Challenge: The records below must be transcribed exactly. Do not include the pictures.

Dataset:

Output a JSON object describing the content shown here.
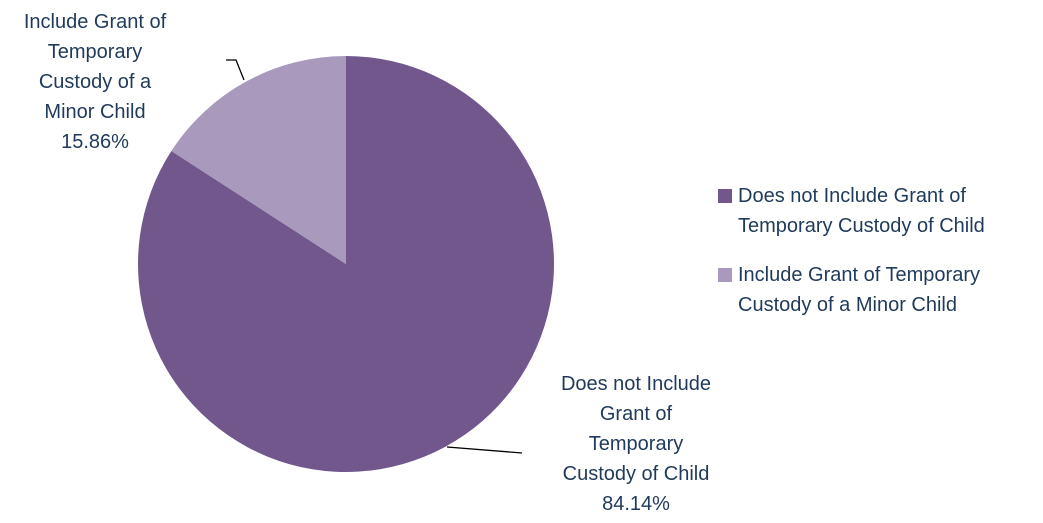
{
  "chart_data": {
    "type": "pie",
    "slices": [
      {
        "name": "Does not Include Grant of Temporary Custody of Child",
        "value": 84.14,
        "color": "#72578d",
        "data_label_lines": [
          "Does not Include",
          "Grant of",
          "Temporary",
          "Custody of Child",
          "84.14%"
        ],
        "legend_lines": [
          "Does not Include Grant of",
          "Temporary Custody of Child"
        ]
      },
      {
        "name": "Include Grant of Temporary Custody of a Minor Child",
        "value": 15.86,
        "color": "#a899bd",
        "data_label_lines": [
          "Include Grant of",
          "Temporary",
          "Custody of a",
          "Minor Child",
          "15.86%"
        ],
        "legend_lines": [
          "Include Grant of Temporary",
          "Custody of a Minor Child"
        ]
      }
    ],
    "legend_position": "right"
  }
}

Written response:
Output a JSON object describing the content shown here.
{
  "chart_data": {
    "type": "pie",
    "slices": [
      {
        "name": "Does not Include Grant of Temporary Custody of Child",
        "value": 84.14,
        "color": "#72578d",
        "data_label_lines": [
          "Does not Include",
          "Grant of",
          "Temporary",
          "Custody of Child",
          "84.14%"
        ],
        "legend_lines": [
          "Does not Include Grant of",
          "Temporary Custody of Child"
        ]
      },
      {
        "name": "Include Grant of Temporary Custody of a Minor Child",
        "value": 15.86,
        "color": "#a899bd",
        "data_label_lines": [
          "Include Grant of",
          "Temporary",
          "Custody of a",
          "Minor Child",
          "15.86%"
        ],
        "legend_lines": [
          "Include Grant of Temporary",
          "Custody of a Minor Child"
        ]
      }
    ],
    "legend_position": "right"
  }
}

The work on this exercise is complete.